#### [Problem to solve]
Where a line in the listing contains the string "rempedaal", copy that line out.

* * * * * * * * *

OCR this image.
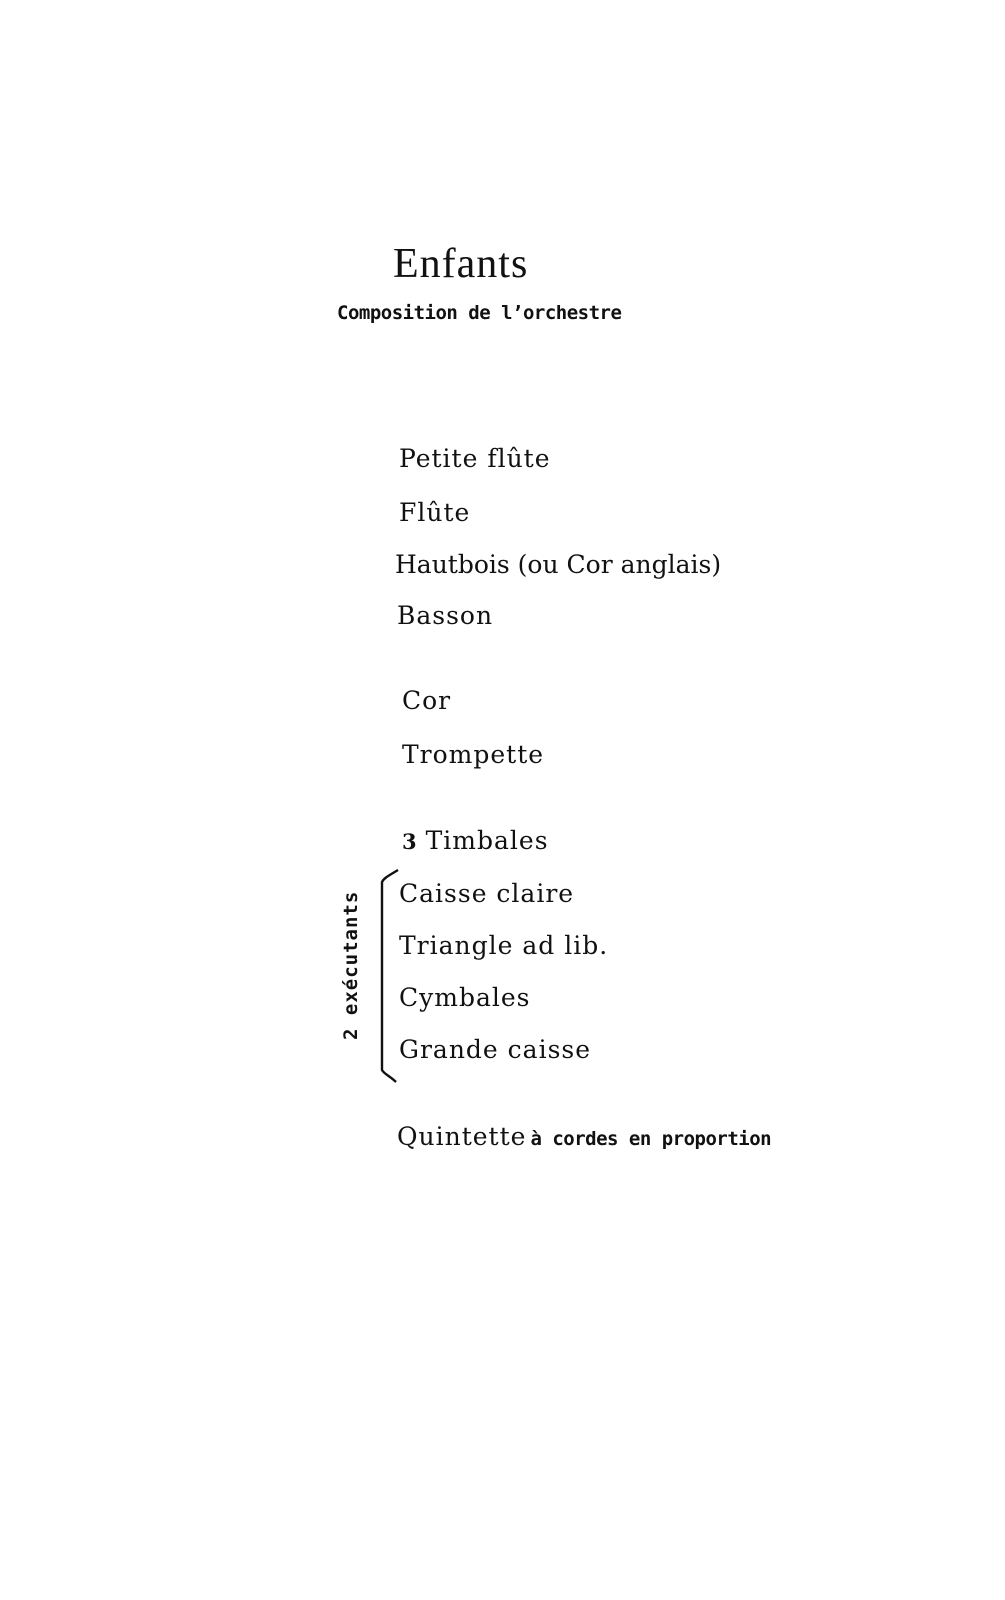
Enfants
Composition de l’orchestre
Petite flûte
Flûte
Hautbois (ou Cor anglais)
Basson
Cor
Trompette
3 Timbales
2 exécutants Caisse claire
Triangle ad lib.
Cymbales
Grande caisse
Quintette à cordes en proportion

* * * * * * * * *

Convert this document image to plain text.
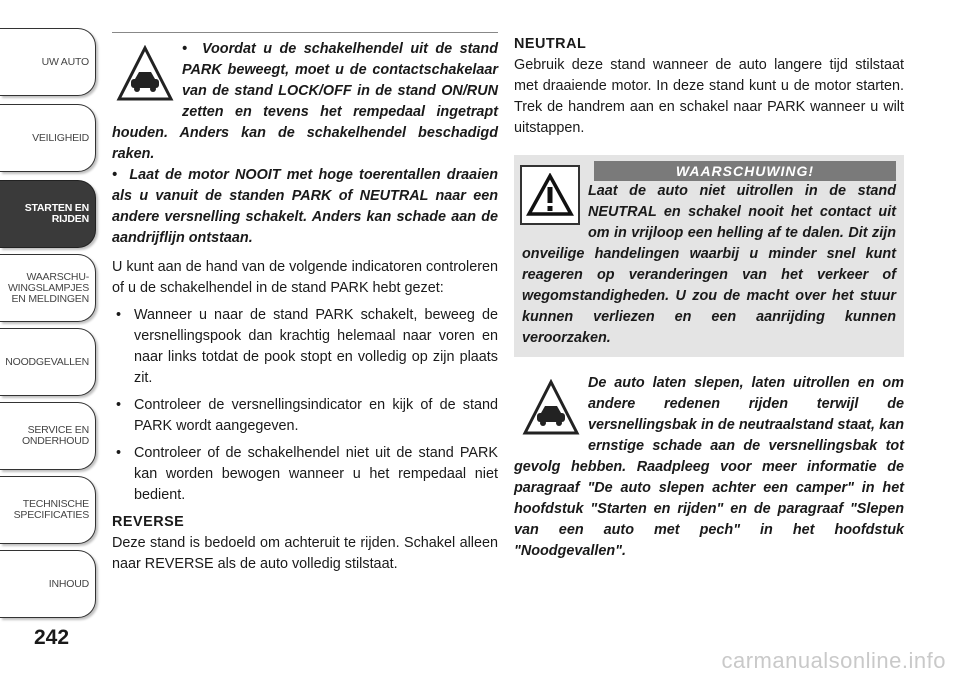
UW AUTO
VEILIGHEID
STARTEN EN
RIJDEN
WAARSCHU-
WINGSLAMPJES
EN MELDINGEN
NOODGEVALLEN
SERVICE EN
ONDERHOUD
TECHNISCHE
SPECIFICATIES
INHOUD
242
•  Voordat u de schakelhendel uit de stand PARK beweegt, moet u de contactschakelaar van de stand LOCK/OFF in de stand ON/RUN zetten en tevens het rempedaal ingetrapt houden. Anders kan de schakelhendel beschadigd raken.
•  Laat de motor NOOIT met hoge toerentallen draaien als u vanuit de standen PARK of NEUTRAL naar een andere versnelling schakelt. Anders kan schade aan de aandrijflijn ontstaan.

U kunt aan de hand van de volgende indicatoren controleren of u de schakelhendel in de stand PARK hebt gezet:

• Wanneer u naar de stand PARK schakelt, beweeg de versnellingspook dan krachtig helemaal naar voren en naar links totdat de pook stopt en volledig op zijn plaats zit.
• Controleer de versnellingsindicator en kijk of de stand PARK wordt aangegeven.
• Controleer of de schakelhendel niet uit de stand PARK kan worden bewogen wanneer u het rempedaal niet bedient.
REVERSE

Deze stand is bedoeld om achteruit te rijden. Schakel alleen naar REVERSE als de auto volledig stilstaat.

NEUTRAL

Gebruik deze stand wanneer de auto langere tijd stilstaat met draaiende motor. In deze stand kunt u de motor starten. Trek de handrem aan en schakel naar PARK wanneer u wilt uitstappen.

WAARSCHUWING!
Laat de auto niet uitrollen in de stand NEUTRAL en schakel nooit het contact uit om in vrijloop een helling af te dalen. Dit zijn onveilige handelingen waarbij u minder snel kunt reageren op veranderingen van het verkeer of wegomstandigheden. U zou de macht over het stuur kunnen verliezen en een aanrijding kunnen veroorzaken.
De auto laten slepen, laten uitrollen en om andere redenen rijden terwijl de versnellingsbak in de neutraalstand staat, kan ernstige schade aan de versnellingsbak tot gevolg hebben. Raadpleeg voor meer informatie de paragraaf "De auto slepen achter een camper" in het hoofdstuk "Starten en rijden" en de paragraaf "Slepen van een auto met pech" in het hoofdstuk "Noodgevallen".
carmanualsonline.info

* * * * * * * * *

#### [The answer]
•  Voordat u de schakelhendel uit de stand PARK beweegt, moet u de contactschakelaar van de stand LOCK/OFF in de stand ON/RUN zetten en tevens het rempedaal ingetrapt houden. Anders kan de schakelhendel beschadigd raken.
• Controleer of de schakelhendel niet uit de stand PARK kan worden bewogen wanneer u het rempedaal niet bedient.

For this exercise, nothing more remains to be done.